_EXERCISE DESCRIPTION_
Repeat every record below exactly as written.

————

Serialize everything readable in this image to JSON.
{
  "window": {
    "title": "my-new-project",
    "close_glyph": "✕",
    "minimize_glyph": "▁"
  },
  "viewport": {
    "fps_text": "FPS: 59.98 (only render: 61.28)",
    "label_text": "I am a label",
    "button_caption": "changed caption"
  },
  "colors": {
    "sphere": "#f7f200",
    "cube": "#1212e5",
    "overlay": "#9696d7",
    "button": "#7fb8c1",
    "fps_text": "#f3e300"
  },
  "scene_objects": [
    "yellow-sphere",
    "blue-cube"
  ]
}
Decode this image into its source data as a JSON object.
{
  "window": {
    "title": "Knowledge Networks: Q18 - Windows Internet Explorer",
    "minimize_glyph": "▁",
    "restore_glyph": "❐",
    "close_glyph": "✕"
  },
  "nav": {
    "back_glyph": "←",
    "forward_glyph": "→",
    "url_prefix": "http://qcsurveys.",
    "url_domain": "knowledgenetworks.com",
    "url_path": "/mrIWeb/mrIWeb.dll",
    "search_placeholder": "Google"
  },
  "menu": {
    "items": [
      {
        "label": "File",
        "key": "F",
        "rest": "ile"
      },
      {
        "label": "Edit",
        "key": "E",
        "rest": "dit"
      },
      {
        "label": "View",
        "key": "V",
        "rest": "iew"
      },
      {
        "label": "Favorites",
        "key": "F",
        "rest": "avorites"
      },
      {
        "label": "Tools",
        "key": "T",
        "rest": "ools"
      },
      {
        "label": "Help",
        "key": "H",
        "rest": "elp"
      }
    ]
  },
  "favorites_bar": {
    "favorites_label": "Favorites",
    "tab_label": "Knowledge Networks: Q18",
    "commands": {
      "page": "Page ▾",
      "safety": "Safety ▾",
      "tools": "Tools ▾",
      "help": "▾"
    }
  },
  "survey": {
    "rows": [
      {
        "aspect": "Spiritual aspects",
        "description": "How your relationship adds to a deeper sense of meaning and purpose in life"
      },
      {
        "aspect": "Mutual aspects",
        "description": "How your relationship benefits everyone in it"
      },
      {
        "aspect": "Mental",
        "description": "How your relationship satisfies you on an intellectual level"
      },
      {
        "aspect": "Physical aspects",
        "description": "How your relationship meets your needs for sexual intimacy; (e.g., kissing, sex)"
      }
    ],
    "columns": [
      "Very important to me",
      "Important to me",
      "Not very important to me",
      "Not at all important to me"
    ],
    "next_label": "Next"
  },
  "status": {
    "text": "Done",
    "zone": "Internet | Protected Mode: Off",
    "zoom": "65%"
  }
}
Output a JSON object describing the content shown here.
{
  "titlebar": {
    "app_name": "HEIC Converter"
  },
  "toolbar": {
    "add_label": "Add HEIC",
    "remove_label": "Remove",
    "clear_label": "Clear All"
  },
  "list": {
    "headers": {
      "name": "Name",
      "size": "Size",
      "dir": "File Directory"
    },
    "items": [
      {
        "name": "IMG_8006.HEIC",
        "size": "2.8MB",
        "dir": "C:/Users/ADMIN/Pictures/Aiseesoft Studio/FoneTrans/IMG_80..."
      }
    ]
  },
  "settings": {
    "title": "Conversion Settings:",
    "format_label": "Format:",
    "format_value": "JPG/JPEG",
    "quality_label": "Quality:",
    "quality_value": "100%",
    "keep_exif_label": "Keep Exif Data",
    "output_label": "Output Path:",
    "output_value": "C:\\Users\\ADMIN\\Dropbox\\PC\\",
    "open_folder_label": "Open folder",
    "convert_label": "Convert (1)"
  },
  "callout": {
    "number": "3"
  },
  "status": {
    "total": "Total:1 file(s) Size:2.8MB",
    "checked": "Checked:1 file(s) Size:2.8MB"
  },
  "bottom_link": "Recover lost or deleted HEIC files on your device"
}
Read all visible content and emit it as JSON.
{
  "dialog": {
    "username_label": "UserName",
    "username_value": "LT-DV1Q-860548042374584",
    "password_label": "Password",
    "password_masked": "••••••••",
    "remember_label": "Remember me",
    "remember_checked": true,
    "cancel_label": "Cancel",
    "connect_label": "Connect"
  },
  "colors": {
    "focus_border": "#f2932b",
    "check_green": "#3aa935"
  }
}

————

_RESPONSE TO THE EXERCISE_
Serialize everything readable in this image to JSON.
{
  "window": {
    "title": "my-new-project",
    "close_glyph": "✕",
    "minimize_glyph": "▁"
  },
  "viewport": {
    "fps_text": "FPS: 59.98 (only render: 61.28)",
    "label_text": "I am a label",
    "button_caption": "changed caption"
  },
  "colors": {
    "sphere": "#f7f200",
    "cube": "#1212e5",
    "overlay": "#9696d7",
    "button": "#7fb8c1",
    "fps_text": "#f3e300"
  },
  "scene_objects": [
    "yellow-sphere",
    "blue-cube"
  ]
}
Decode this image into its source data as a JSON object.
{
  "window": {
    "title": "Knowledge Networks: Q18 - Windows Internet Explorer",
    "minimize_glyph": "▁",
    "restore_glyph": "❐",
    "close_glyph": "✕"
  },
  "nav": {
    "back_glyph": "←",
    "forward_glyph": "→",
    "url_prefix": "http://qcsurveys.",
    "url_domain": "knowledgenetworks.com",
    "url_path": "/mrIWeb/mrIWeb.dll",
    "search_placeholder": "Google"
  },
  "menu": {
    "items": [
      {
        "label": "File",
        "key": "F",
        "rest": "ile"
      },
      {
        "label": "Edit",
        "key": "E",
        "rest": "dit"
      },
      {
        "label": "View",
        "key": "V",
        "rest": "iew"
      },
      {
        "label": "Favorites",
        "key": "F",
        "rest": "avorites"
      },
      {
        "label": "Tools",
        "key": "T",
        "rest": "ools"
      },
      {
        "label": "Help",
        "key": "H",
        "rest": "elp"
      }
    ]
  },
  "favorites_bar": {
    "favorites_label": "Favorites",
    "tab_label": "Knowledge Networks: Q18",
    "commands": {
      "page": "Page ▾",
      "safety": "Safety ▾",
      "tools": "Tools ▾",
      "help": "▾"
    }
  },
  "survey": {
    "rows": [
      {
        "aspect": "Spiritual aspects",
        "description": "How your relationship adds to a deeper sense of meaning and purpose in life"
      },
      {
        "aspect": "Mutual aspects",
        "description": "How your relationship benefits everyone in it"
      },
      {
        "aspect": "Mental",
        "description": "How your relationship satisfies you on an intellectual level"
      },
      {
        "aspect": "Physical aspects",
        "description": "How your relationship meets your needs for sexual intimacy; (e.g., kissing, sex)"
      }
    ],
    "columns": [
      "Very important to me",
      "Important to me",
      "Not very important to me",
      "Not at all important to me"
    ],
    "next_label": "Next"
  },
  "status": {
    "text": "Done",
    "zone": "Internet | Protected Mode: Off",
    "zoom": "65%"
  }
}
Output a JSON object describing the content shown here.
{
  "titlebar": {
    "app_name": "HEIC Converter"
  },
  "toolbar": {
    "add_label": "Add HEIC",
    "remove_label": "Remove",
    "clear_label": "Clear All"
  },
  "list": {
    "headers": {
      "name": "Name",
      "size": "Size",
      "dir": "File Directory"
    },
    "items": [
      {
        "name": "IMG_8006.HEIC",
        "size": "2.8MB",
        "dir": "C:/Users/ADMIN/Pictures/Aiseesoft Studio/FoneTrans/IMG_80..."
      }
    ]
  },
  "settings": {
    "title": "Conversion Settings:",
    "format_label": "Format:",
    "format_value": "JPG/JPEG",
    "quality_label": "Quality:",
    "quality_value": "100%",
    "keep_exif_label": "Keep Exif Data",
    "output_label": "Output Path:",
    "output_value": "C:\\Users\\ADMIN\\Dropbox\\PC\\",
    "open_folder_label": "Open folder",
    "convert_label": "Convert (1)"
  },
  "callout": {
    "number": "3"
  },
  "status": {
    "total": "Total:1 file(s) Size:2.8MB",
    "checked": "Checked:1 file(s) Size:2.8MB"
  },
  "bottom_link": "Recover lost or deleted HEIC files on your device"
}
Read all visible content and emit it as JSON.
{
  "dialog": {
    "username_label": "UserName",
    "username_value": "LT-DV1Q-860548042374584",
    "password_label": "Password",
    "password_masked": "••••••••",
    "remember_label": "Remember me",
    "remember_checked": true,
    "cancel_label": "Cancel",
    "connect_label": "Connect"
  },
  "colors": {
    "focus_border": "#f2932b",
    "check_green": "#3aa935"
  }
}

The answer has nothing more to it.